Directions.
Show every line of the records below that contains the word "subtitle".

=== Data extract ===

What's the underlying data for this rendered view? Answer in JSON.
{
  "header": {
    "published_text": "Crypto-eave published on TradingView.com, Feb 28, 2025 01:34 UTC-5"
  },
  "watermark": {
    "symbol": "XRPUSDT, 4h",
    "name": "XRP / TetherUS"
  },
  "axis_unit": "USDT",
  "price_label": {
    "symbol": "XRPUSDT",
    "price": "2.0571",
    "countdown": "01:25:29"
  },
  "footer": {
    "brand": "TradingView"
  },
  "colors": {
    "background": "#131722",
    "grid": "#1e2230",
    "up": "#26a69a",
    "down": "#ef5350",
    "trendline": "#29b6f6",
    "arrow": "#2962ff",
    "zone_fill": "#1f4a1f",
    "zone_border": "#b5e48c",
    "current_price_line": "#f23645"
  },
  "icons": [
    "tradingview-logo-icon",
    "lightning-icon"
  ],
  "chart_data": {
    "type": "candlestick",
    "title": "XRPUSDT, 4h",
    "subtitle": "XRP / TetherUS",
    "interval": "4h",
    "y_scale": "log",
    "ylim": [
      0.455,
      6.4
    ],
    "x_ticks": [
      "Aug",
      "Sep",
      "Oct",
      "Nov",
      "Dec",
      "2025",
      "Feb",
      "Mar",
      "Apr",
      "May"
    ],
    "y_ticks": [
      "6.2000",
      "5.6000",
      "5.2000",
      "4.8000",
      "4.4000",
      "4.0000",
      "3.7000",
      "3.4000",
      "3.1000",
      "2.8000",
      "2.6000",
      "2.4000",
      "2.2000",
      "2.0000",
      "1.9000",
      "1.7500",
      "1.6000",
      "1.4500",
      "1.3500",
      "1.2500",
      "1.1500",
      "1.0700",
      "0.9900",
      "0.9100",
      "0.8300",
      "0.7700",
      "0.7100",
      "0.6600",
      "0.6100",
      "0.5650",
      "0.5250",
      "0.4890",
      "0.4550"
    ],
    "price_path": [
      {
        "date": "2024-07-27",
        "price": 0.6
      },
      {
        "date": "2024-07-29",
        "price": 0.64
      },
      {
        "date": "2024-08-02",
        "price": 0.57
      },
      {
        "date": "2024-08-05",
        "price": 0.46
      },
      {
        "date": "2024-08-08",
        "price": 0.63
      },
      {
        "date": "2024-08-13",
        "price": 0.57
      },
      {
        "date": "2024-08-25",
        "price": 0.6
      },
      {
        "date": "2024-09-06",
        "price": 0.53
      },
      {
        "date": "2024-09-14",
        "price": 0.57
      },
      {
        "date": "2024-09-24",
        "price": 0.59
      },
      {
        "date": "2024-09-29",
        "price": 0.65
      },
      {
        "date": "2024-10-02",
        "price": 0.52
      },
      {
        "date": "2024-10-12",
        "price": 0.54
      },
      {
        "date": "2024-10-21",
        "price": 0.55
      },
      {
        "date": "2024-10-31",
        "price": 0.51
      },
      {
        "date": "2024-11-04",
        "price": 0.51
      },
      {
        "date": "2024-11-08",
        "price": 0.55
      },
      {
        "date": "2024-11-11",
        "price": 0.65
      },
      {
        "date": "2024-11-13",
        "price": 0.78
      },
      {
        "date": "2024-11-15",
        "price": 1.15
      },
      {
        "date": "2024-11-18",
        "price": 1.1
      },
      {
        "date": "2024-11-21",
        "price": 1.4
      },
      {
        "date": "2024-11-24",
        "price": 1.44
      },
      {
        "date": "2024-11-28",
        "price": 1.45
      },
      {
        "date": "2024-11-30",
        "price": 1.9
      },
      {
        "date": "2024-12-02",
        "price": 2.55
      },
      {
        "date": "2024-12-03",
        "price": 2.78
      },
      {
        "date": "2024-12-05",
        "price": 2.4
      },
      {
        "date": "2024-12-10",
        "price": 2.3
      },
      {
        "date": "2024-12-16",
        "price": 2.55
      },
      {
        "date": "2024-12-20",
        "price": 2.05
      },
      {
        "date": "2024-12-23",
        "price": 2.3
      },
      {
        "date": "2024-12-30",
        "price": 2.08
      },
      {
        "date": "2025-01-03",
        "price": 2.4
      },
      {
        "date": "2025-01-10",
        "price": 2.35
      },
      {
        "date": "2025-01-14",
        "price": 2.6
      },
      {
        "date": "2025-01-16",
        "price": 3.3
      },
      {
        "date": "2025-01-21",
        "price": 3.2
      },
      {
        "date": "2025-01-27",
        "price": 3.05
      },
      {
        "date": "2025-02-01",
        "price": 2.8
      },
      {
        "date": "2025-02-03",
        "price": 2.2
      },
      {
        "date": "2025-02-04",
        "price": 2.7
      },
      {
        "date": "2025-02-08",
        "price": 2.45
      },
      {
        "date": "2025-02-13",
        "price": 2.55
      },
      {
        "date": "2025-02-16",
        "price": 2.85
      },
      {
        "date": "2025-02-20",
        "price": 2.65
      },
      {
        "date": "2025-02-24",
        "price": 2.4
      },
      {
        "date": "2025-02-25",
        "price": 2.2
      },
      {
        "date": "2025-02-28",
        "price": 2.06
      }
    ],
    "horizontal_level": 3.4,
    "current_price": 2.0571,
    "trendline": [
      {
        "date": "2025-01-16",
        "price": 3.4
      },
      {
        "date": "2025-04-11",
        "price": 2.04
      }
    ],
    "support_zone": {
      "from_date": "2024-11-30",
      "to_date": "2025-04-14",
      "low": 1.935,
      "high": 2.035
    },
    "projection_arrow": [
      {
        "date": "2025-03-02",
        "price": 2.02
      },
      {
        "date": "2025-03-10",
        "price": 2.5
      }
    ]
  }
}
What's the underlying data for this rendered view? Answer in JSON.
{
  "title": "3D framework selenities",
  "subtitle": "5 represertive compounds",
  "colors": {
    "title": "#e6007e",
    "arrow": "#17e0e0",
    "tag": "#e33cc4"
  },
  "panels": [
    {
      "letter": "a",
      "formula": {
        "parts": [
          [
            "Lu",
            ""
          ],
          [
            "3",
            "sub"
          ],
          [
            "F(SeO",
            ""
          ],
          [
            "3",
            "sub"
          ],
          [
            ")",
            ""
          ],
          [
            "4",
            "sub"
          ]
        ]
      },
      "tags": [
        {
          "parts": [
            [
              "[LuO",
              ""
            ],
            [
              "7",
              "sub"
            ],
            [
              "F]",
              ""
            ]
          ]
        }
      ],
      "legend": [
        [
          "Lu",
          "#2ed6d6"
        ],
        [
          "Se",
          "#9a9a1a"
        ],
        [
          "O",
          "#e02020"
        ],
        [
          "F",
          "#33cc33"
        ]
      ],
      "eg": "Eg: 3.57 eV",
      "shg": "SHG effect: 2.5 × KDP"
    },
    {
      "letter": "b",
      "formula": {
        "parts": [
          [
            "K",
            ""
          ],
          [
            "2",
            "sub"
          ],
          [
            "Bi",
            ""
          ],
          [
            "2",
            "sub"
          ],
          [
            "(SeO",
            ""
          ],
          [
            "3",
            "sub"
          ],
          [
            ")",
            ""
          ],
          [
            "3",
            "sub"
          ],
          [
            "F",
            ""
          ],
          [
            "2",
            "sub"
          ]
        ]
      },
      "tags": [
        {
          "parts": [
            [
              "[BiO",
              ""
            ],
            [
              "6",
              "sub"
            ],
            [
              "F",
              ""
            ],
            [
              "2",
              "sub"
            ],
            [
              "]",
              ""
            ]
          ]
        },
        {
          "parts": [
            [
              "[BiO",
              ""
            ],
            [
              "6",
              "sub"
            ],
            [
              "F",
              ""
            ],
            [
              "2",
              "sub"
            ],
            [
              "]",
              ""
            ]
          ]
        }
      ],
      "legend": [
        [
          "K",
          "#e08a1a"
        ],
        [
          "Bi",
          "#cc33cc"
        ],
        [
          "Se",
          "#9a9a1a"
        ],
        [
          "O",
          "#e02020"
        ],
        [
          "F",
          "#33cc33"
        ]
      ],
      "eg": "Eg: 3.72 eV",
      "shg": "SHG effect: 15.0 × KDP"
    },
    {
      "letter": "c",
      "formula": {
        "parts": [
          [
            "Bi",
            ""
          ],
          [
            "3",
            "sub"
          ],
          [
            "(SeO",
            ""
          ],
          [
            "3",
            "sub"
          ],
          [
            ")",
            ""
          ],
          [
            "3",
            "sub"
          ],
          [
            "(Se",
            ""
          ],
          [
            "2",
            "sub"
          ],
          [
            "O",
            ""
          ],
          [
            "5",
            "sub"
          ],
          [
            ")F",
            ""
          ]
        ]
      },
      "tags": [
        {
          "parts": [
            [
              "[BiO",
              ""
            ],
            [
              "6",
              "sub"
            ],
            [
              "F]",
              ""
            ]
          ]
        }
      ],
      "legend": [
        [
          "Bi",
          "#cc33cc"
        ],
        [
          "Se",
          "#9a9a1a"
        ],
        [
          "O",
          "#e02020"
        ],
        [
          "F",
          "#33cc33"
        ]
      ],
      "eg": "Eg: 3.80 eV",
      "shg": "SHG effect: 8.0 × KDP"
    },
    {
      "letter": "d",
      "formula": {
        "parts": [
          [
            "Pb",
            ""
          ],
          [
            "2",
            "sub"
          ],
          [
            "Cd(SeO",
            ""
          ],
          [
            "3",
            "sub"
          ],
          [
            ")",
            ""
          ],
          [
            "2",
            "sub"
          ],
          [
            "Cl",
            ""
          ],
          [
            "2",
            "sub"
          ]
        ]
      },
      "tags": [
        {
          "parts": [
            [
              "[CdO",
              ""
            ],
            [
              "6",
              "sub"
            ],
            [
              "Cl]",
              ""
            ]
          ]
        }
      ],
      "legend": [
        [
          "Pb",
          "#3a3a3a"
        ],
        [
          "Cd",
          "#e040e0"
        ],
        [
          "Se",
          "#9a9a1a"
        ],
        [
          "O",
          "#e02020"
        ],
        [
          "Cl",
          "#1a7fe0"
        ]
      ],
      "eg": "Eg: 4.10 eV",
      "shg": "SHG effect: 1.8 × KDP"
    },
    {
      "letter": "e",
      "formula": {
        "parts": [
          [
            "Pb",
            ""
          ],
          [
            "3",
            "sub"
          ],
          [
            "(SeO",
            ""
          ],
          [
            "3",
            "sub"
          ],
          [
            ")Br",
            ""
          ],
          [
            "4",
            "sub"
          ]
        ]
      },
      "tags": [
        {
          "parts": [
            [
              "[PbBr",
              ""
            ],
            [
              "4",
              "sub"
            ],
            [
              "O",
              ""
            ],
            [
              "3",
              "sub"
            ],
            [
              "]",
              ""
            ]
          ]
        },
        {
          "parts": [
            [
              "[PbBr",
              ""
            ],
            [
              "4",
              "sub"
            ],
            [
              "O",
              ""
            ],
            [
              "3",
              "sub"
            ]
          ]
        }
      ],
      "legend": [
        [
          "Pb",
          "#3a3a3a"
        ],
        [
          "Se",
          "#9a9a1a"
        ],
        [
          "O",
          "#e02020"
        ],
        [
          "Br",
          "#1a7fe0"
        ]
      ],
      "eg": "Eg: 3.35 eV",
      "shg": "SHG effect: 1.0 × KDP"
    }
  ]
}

===

Task solution.
    "subtitle": "XRP / TetherUS",
  "subtitle": "5 represertive compounds",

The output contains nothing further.